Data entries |
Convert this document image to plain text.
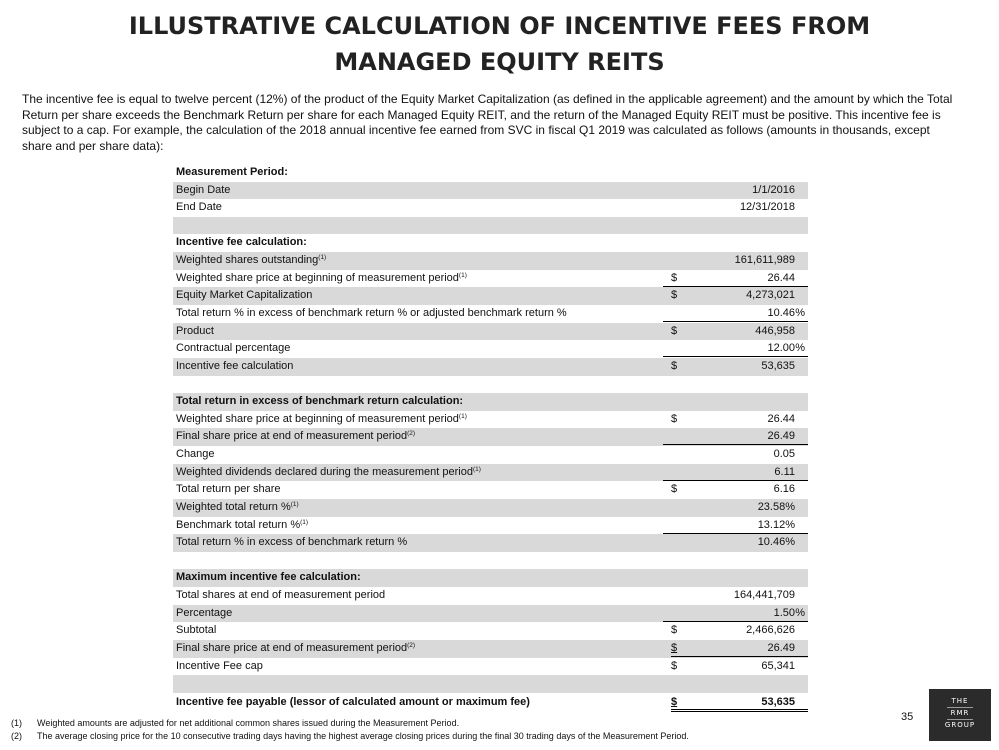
ILLUSTRATIVE CALCULATION OF INCENTIVE FEES FROM
MANAGED EQUITY REITS
The incentive fee is equal to twelve percent (12%) of the product of the Equity Market Capitalization (as defined in the applicable agreement) and the amount by which the Total Return per share exceeds the Benchmark Return per share for each Managed Equity REIT, and the return of the Managed Equity REIT must be positive. This incentive fee is subject to a cap. For example, the calculation of the 2018 annual incentive fee earned from SVC in fiscal Q1 2019 was calculated as follows (amounts in thousands, except share and per share data):
Measurement Period:
Begin Date	1/1/2016
End Date	12/31/2018
Incentive fee calculation:
Weighted shares outstanding$^{(1)}$	161,611,989
Weighted share price at beginning of measurement period$^{(1)}$	$	26.44
Equity Market Capitalization	$	4,273,021
Total return % in excess of benchmark return % or adjusted benchmark return %	10.46 %
Product	$	446,958
Contractual percentage	12.00 %
Incentive fee calculation	$	53,635
Total return in excess of benchmark return calculation:
Weighted share price at beginning of measurement period$^{(1)}$	$	26.44
Final share price at end of measurement period$^{(2)}$	26.49
Change	0.05
Weighted dividends declared during the measurement period$^{(1)}$	6.11
Total return per share	$	6.16
Weighted total return %$^{(1)}$	23.58%
Benchmark total return %$^{(1)}$	13.12%
Total return % in excess of benchmark return %	10.46%
Maximum incentive fee calculation:
Total shares at end of measurement period	164,441,709
Percentage	1.50 %
Subtotal	$	2,466,626
Final share price at end of measurement period$^{(2)}$	$	26.49
Incentive Fee cap	$	65,341
Incentive fee payable (lessor of calculated amount or maximum fee)	$	53,635
35
THE
RMR
GROUP
(1) Weighted amounts are adjusted for net additional common shares issued during the Measurement Period.
(2) The average closing price for the 10 consecutive trading days having the highest average closing prices during the final 30 trading days of the Measurement Period.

Objective |
Print all the records again exactly; do not include any picture.

Exercise result |
Convert this document image to plain text.
ILLUSTRATIVE CALCULATION OF INCENTIVE FEES FROM
MANAGED EQUITY REITS
The incentive fee is equal to twelve percent (12%) of the product of the Equity Market Capitalization (as defined in the applicable agreement) and the amount by which the Total Return per share exceeds the Benchmark Return per share for each Managed Equity REIT, and the return of the Managed Equity REIT must be positive. This incentive fee is subject to a cap. For example, the calculation of the 2018 annual incentive fee earned from SVC in fiscal Q1 2019 was calculated as follows (amounts in thousands, except share and per share data):
Measurement Period:
Begin Date	1/1/2016
End Date	12/31/2018
Incentive fee calculation:
Weighted shares outstanding$^{(1)}$	161,611,989
Weighted share price at beginning of measurement period$^{(1)}$	$	26.44
Equity Market Capitalization	$	4,273,021
Total return % in excess of benchmark return % or adjusted benchmark return %	10.46 %
Product	$	446,958
Contractual percentage	12.00 %
Incentive fee calculation	$	53,635
Total return in excess of benchmark return calculation:
Weighted share price at beginning of measurement period$^{(1)}$	$	26.44
Final share price at end of measurement period$^{(2)}$	26.49
Change	0.05
Weighted dividends declared during the measurement period$^{(1)}$	6.11
Total return per share	$	6.16
Weighted total return %$^{(1)}$	23.58%
Benchmark total return %$^{(1)}$	13.12%
Total return % in excess of benchmark return %	10.46%
Maximum incentive fee calculation:
Total shares at end of measurement period	164,441,709
Percentage	1.50 %
Subtotal	$	2,466,626
Final share price at end of measurement period$^{(2)}$	$	26.49
Incentive Fee cap	$	65,341
Incentive fee payable (lessor of calculated amount or maximum fee)	$	53,635
35
THE
RMR
GROUP
(1) Weighted amounts are adjusted for net additional common shares issued during the Measurement Period.
(2) The average closing price for the 10 consecutive trading days having the highest average closing prices during the final 30 trading days of the Measurement Period.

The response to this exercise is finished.